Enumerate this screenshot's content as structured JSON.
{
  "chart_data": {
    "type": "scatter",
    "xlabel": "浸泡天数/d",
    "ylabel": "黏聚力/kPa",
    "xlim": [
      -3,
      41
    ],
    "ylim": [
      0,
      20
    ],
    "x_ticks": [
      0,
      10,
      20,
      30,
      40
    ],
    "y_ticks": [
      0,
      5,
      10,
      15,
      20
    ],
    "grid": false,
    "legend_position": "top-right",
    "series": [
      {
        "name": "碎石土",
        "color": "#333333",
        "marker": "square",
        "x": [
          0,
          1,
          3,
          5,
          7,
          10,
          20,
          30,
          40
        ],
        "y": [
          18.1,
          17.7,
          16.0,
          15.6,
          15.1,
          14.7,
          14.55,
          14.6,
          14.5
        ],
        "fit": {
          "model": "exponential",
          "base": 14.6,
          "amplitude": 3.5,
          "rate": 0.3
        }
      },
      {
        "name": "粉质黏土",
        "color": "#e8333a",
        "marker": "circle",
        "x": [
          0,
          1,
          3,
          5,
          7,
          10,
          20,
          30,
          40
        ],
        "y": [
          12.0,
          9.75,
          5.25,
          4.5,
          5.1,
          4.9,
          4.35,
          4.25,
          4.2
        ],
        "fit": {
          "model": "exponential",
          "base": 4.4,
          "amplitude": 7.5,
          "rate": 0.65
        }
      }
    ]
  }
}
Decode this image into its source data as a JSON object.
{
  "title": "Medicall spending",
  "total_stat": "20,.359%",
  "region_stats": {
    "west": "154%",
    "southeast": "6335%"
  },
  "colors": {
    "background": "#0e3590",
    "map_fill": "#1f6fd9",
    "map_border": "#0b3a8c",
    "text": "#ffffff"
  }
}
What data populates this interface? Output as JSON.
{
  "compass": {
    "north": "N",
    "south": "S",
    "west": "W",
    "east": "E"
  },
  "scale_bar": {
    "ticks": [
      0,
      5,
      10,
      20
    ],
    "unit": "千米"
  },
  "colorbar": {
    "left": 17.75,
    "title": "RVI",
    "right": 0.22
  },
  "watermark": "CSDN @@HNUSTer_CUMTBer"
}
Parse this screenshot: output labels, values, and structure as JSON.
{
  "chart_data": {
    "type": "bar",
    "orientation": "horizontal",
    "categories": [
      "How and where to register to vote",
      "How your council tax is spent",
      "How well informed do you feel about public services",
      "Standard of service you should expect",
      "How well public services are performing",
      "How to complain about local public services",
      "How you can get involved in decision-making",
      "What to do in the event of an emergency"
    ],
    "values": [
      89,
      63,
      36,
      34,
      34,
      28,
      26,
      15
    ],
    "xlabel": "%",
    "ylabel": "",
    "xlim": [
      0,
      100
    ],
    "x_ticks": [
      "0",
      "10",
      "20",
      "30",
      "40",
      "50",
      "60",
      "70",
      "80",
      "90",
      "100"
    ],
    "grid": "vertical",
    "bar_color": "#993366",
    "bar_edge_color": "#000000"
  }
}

───

## [EXERCISE AIM]
Copy every line verbatim.

## [RESULT]
Enumerate this screenshot's content as structured JSON.
{
  "chart_data": {
    "type": "scatter",
    "xlabel": "浸泡天数/d",
    "ylabel": "黏聚力/kPa",
    "xlim": [
      -3,
      41
    ],
    "ylim": [
      0,
      20
    ],
    "x_ticks": [
      0,
      10,
      20,
      30,
      40
    ],
    "y_ticks": [
      0,
      5,
      10,
      15,
      20
    ],
    "grid": false,
    "legend_position": "top-right",
    "series": [
      {
        "name": "碎石土",
        "color": "#333333",
        "marker": "square",
        "x": [
          0,
          1,
          3,
          5,
          7,
          10,
          20,
          30,
          40
        ],
        "y": [
          18.1,
          17.7,
          16.0,
          15.6,
          15.1,
          14.7,
          14.55,
          14.6,
          14.5
        ],
        "fit": {
          "model": "exponential",
          "base": 14.6,
          "amplitude": 3.5,
          "rate": 0.3
        }
      },
      {
        "name": "粉质黏土",
        "color": "#e8333a",
        "marker": "circle",
        "x": [
          0,
          1,
          3,
          5,
          7,
          10,
          20,
          30,
          40
        ],
        "y": [
          12.0,
          9.75,
          5.25,
          4.5,
          5.1,
          4.9,
          4.35,
          4.25,
          4.2
        ],
        "fit": {
          "model": "exponential",
          "base": 4.4,
          "amplitude": 7.5,
          "rate": 0.65
        }
      }
    ]
  }
}
Decode this image into its source data as a JSON object.
{
  "title": "Medicall spending",
  "total_stat": "20,.359%",
  "region_stats": {
    "west": "154%",
    "southeast": "6335%"
  },
  "colors": {
    "background": "#0e3590",
    "map_fill": "#1f6fd9",
    "map_border": "#0b3a8c",
    "text": "#ffffff"
  }
}
What data populates this interface? Output as JSON.
{
  "compass": {
    "north": "N",
    "south": "S",
    "west": "W",
    "east": "E"
  },
  "scale_bar": {
    "ticks": [
      0,
      5,
      10,
      20
    ],
    "unit": "千米"
  },
  "colorbar": {
    "left": 17.75,
    "title": "RVI",
    "right": 0.22
  },
  "watermark": "CSDN @@HNUSTer_CUMTBer"
}
Parse this screenshot: output labels, values, and structure as JSON.
{
  "chart_data": {
    "type": "bar",
    "orientation": "horizontal",
    "categories": [
      "How and where to register to vote",
      "How your council tax is spent",
      "How well informed do you feel about public services",
      "Standard of service you should expect",
      "How well public services are performing",
      "How to complain about local public services",
      "How you can get involved in decision-making",
      "What to do in the event of an emergency"
    ],
    "values": [
      89,
      63,
      36,
      34,
      34,
      28,
      26,
      15
    ],
    "xlabel": "%",
    "ylabel": "",
    "xlim": [
      0,
      100
    ],
    "x_ticks": [
      "0",
      "10",
      "20",
      "30",
      "40",
      "50",
      "60",
      "70",
      "80",
      "90",
      "100"
    ],
    "grid": "vertical",
    "bar_color": "#993366",
    "bar_edge_color": "#000000"
  }
}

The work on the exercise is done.